Records shown Start Marker

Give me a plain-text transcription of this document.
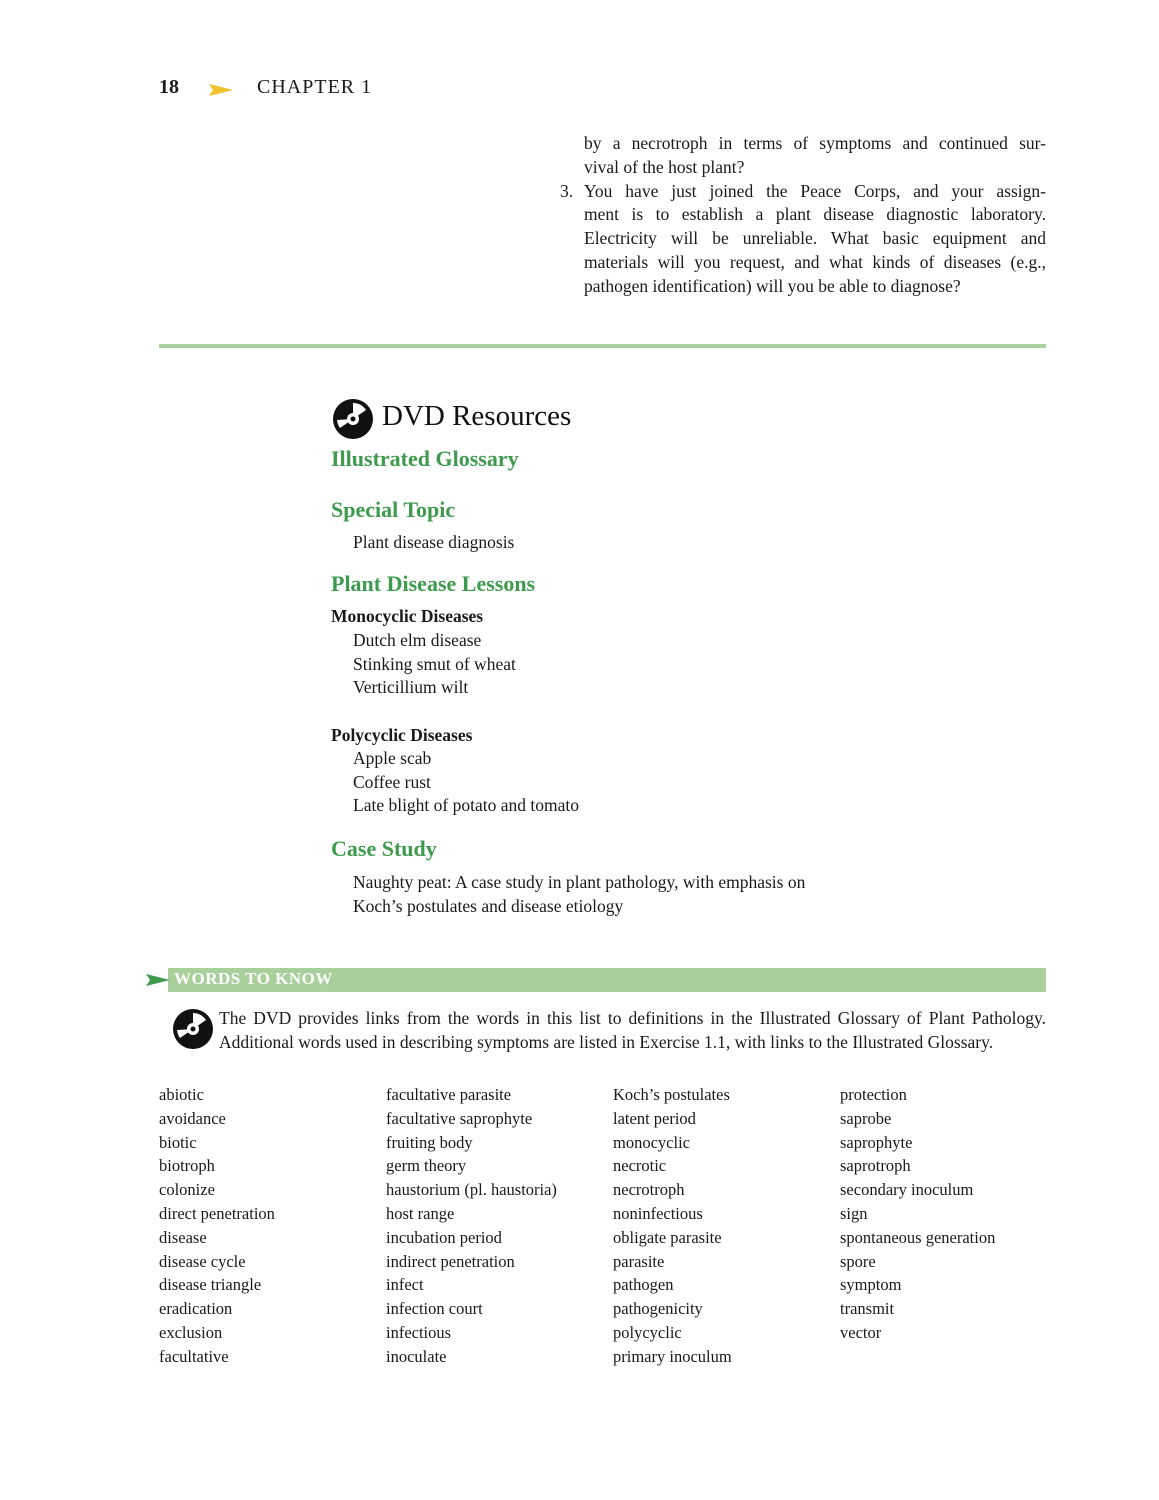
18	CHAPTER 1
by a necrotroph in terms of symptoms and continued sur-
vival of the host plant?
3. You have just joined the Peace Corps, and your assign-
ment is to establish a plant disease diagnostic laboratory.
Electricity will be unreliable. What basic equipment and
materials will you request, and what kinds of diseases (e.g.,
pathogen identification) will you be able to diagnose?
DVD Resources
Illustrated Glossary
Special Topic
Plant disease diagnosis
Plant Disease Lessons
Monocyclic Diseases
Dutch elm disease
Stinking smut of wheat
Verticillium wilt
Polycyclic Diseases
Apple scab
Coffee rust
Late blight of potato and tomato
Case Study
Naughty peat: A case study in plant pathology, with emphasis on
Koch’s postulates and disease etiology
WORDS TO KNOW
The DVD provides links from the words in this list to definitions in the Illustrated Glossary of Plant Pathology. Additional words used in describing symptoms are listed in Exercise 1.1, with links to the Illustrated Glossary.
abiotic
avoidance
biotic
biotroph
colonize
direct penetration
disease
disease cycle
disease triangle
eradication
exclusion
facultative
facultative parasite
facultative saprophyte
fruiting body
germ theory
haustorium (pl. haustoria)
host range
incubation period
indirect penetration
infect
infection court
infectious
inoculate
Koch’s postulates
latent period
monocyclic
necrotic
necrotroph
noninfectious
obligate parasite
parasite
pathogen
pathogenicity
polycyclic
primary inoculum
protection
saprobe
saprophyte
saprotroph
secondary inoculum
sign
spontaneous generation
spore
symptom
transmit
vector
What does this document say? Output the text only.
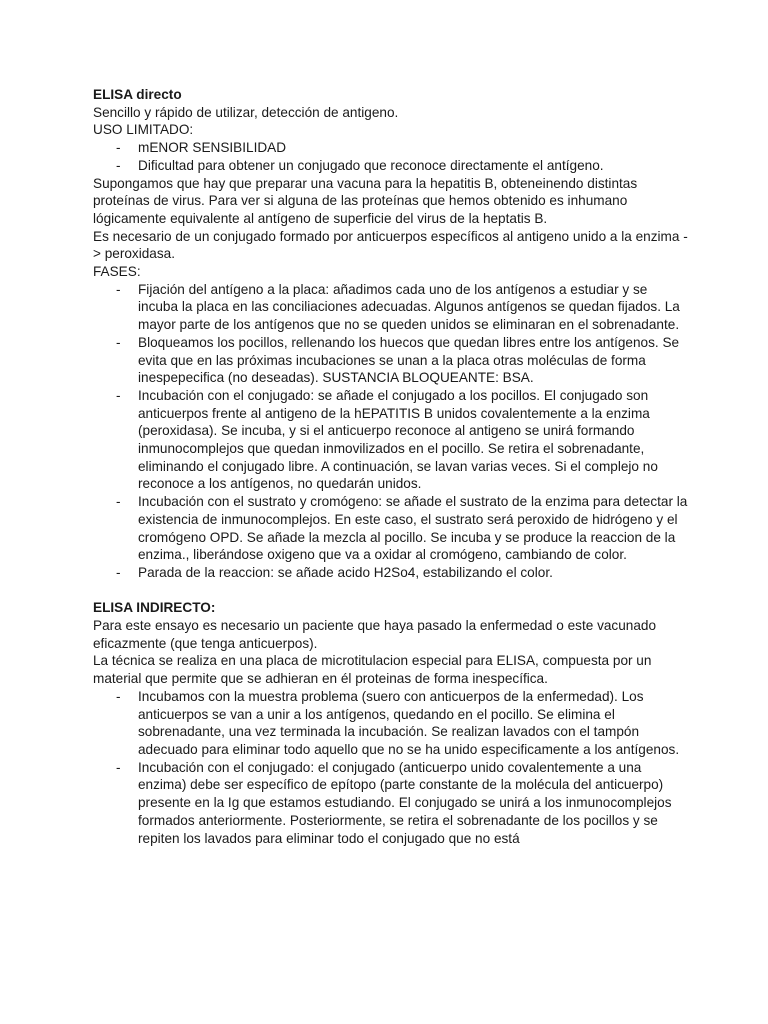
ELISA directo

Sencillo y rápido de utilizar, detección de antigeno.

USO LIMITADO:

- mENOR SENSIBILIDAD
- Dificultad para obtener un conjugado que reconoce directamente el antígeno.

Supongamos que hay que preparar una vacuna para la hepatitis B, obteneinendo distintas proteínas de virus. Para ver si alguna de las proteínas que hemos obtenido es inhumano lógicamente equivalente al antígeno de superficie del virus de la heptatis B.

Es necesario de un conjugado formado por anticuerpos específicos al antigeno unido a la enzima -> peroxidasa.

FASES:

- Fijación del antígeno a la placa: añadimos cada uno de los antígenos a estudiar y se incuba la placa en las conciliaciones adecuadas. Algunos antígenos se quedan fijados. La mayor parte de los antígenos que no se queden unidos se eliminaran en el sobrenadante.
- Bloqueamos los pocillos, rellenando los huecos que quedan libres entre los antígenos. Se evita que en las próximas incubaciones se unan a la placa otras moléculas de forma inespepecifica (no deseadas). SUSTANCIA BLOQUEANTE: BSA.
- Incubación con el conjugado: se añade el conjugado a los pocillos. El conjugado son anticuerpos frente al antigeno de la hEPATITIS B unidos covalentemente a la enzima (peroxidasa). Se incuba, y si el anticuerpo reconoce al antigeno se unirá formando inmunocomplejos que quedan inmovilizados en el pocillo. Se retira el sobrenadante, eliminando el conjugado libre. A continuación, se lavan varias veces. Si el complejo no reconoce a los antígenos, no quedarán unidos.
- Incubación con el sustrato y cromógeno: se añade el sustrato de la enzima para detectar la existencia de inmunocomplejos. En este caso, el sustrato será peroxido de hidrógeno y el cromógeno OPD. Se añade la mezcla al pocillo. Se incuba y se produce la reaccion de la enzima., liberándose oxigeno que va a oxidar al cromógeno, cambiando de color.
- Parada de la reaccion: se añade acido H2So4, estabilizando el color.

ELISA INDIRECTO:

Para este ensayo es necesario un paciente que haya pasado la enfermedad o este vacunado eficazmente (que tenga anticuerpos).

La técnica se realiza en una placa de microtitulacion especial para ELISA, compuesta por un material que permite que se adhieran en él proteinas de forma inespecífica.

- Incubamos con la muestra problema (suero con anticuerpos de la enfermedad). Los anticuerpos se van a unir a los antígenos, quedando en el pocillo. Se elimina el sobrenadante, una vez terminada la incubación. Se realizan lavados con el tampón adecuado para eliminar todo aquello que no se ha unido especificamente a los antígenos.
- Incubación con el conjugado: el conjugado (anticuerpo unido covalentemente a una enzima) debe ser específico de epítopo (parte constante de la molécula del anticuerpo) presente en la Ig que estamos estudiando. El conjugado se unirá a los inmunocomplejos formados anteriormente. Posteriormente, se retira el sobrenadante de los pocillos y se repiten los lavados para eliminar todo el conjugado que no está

Records shown End Marker
Records shown Start Marker

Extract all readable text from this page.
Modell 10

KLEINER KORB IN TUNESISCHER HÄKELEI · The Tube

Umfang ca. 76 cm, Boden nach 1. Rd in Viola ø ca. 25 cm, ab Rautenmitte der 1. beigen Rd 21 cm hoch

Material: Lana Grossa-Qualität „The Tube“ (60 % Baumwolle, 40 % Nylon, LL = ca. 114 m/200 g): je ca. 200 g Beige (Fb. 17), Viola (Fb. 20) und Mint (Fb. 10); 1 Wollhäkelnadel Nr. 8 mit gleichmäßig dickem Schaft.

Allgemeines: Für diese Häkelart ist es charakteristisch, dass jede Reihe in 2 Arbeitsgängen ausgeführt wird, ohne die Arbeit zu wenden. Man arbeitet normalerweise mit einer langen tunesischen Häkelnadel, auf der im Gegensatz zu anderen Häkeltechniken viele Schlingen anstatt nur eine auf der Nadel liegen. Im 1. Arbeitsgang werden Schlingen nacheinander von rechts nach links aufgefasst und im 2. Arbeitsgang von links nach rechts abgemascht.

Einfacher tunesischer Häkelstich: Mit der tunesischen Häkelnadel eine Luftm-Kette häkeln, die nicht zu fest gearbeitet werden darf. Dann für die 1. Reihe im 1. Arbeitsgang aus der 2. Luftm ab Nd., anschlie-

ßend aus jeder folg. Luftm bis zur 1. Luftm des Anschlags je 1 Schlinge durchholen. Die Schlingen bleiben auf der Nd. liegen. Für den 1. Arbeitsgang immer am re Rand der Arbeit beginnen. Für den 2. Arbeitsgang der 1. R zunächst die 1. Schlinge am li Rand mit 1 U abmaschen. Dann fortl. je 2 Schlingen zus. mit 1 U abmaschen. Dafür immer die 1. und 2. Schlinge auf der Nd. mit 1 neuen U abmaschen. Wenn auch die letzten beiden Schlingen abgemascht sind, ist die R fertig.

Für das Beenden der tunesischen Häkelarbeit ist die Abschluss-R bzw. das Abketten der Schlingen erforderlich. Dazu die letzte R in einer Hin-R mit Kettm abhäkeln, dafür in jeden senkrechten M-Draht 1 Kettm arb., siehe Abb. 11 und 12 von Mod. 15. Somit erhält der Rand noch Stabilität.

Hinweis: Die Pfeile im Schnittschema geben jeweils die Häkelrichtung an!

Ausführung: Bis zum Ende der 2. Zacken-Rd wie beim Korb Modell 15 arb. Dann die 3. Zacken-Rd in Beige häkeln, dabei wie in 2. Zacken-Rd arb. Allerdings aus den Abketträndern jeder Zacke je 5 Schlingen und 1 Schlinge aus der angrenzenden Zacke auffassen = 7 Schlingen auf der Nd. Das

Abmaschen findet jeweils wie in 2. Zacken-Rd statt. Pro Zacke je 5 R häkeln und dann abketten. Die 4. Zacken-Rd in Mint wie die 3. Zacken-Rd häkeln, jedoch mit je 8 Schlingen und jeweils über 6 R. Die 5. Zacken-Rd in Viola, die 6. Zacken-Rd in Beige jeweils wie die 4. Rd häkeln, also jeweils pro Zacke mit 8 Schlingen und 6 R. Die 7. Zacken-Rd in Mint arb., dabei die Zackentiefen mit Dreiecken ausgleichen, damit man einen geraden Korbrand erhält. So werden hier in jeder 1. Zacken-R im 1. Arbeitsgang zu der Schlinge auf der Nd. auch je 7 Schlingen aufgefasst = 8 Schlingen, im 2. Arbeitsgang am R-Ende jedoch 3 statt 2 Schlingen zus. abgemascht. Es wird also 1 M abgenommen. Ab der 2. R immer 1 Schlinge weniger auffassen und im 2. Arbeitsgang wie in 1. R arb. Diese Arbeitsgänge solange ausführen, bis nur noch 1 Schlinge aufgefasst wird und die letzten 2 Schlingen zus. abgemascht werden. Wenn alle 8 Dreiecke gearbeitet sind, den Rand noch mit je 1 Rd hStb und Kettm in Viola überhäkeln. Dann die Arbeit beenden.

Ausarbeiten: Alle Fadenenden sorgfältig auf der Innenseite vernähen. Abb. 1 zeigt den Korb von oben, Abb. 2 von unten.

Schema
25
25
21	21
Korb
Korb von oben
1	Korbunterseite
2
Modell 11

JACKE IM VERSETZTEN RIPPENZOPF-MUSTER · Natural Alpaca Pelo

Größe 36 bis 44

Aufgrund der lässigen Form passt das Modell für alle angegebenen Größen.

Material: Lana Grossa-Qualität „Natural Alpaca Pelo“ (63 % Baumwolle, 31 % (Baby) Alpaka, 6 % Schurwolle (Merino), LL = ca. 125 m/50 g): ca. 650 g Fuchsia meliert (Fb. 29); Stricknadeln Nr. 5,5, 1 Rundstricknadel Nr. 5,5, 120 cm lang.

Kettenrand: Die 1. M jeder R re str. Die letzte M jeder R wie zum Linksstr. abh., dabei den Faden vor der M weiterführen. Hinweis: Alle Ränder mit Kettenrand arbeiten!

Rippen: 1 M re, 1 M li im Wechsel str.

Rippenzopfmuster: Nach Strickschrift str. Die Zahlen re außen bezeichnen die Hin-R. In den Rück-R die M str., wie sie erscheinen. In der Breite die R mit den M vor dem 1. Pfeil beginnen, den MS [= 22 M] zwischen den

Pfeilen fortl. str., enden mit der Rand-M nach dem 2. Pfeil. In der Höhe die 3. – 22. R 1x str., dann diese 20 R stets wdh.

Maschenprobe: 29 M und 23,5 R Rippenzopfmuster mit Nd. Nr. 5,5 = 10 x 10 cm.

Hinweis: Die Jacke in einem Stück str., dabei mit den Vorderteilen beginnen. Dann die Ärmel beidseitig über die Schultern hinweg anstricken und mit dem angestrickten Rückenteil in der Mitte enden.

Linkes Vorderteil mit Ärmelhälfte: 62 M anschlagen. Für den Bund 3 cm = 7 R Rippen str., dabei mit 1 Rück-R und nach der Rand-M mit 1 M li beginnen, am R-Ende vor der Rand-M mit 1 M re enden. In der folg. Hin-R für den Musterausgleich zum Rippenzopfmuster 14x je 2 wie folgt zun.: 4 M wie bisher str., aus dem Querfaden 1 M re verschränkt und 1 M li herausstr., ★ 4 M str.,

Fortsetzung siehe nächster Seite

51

Records shown End Marker

### Directions for this task
When a line in the data contains "postulates", return it as written.

### Response below
Koch’s postulates and disease etiology
Koch’s postulates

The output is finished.